• [RECORD SET]
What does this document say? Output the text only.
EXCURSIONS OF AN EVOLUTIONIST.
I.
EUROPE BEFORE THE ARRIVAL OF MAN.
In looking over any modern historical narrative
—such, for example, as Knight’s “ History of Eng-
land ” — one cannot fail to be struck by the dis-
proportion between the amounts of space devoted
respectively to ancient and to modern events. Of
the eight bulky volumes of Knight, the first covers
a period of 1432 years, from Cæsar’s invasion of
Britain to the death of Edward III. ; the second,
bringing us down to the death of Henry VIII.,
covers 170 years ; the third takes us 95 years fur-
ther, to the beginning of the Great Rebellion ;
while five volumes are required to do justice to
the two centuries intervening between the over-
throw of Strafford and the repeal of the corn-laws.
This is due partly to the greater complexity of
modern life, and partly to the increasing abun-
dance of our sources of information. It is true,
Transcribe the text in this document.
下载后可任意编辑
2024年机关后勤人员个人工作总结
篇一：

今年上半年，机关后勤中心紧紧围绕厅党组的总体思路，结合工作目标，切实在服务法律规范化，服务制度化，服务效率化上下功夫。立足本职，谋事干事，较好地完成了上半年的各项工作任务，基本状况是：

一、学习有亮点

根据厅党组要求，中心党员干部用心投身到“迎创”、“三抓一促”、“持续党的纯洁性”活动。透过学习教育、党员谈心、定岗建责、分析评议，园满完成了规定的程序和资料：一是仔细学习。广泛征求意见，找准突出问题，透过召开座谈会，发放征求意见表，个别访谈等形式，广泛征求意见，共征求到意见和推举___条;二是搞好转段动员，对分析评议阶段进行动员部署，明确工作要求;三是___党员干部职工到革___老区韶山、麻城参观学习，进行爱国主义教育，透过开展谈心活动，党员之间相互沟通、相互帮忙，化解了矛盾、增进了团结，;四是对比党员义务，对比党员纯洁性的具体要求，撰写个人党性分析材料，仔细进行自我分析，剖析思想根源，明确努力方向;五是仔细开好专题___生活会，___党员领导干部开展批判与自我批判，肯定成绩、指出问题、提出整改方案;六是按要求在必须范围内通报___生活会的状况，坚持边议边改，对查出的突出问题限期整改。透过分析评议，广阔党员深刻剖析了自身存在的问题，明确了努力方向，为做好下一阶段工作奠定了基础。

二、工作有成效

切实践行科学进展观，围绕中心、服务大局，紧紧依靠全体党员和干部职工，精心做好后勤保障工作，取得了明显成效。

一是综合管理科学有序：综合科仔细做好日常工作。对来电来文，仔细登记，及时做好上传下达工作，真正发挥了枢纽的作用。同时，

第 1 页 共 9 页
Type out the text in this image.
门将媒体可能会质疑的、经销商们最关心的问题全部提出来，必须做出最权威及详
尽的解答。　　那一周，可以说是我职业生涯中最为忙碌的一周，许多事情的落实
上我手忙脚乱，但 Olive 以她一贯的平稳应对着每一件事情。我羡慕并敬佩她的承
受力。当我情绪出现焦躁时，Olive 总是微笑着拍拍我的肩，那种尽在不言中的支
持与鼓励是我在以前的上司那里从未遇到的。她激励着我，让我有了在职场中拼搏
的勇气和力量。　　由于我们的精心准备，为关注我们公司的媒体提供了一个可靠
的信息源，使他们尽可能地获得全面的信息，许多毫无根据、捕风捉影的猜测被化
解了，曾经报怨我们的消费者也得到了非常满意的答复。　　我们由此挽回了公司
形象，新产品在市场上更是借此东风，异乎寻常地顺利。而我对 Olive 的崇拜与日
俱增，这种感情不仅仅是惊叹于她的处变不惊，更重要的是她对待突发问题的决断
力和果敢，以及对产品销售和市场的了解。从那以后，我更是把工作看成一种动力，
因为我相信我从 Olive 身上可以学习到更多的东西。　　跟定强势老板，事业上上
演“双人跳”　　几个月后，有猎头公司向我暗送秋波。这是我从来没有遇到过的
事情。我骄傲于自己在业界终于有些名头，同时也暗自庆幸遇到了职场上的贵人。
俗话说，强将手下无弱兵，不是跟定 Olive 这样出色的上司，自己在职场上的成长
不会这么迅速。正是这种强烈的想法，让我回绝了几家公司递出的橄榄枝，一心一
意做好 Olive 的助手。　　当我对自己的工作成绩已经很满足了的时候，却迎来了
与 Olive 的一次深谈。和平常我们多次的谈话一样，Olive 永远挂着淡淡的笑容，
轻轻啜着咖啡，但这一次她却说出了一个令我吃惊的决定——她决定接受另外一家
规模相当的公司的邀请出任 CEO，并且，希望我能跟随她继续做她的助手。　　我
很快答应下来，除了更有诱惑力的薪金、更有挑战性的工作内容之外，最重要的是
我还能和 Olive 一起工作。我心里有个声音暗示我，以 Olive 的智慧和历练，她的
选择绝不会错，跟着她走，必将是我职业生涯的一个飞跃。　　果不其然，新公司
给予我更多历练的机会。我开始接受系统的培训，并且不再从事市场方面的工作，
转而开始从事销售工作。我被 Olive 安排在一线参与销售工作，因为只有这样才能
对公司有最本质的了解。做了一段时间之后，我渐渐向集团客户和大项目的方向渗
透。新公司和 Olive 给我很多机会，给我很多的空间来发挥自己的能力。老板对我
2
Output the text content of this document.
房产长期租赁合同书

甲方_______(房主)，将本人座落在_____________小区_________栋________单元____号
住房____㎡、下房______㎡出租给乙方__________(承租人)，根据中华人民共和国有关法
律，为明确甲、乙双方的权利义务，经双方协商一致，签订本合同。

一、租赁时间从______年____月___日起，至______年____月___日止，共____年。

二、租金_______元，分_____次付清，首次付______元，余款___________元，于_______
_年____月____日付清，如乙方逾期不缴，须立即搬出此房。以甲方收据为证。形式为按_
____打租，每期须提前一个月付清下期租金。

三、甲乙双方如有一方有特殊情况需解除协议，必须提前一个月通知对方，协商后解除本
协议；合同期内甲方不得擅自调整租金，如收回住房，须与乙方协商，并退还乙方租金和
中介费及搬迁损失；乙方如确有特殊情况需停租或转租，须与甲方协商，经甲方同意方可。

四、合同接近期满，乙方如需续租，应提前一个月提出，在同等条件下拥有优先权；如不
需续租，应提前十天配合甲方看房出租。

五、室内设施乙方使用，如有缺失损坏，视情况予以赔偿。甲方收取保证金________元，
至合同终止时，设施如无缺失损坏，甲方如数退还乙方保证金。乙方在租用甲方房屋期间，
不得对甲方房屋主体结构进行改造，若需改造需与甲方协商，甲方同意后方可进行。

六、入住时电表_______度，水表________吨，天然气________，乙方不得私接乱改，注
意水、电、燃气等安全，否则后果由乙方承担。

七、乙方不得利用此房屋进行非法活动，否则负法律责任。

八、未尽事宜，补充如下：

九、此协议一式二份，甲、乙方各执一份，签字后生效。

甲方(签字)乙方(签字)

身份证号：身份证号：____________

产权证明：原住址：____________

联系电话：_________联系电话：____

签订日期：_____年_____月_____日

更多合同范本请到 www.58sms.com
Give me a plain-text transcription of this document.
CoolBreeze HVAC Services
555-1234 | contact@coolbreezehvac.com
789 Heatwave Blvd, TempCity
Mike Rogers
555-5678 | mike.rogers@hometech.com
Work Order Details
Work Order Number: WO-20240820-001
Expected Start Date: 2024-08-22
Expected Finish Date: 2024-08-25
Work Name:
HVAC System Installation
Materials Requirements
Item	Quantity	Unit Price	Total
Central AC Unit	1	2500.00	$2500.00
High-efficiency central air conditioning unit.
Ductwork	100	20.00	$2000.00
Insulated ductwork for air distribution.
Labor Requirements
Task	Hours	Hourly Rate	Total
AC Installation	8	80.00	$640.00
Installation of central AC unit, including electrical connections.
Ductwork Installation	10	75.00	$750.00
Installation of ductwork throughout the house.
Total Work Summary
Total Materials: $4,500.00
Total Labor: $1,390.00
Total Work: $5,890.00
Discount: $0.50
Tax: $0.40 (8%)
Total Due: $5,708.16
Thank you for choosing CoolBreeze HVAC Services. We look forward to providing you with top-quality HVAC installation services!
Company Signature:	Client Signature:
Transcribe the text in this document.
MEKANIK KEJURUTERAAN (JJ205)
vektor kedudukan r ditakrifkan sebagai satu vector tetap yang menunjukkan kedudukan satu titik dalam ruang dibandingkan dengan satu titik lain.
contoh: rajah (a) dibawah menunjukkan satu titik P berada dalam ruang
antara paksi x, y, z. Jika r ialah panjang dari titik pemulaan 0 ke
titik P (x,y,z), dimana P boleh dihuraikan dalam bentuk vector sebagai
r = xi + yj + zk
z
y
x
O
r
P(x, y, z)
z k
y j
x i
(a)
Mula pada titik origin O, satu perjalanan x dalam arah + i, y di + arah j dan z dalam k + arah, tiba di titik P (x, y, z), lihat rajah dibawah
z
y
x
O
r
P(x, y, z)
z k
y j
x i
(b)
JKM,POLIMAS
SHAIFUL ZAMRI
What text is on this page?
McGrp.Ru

• [TASK GOAL]
Lines that include the word "Requirements" are to be extracted from the data above.

• [RESULT]
Materials Requirements
Labor Requirements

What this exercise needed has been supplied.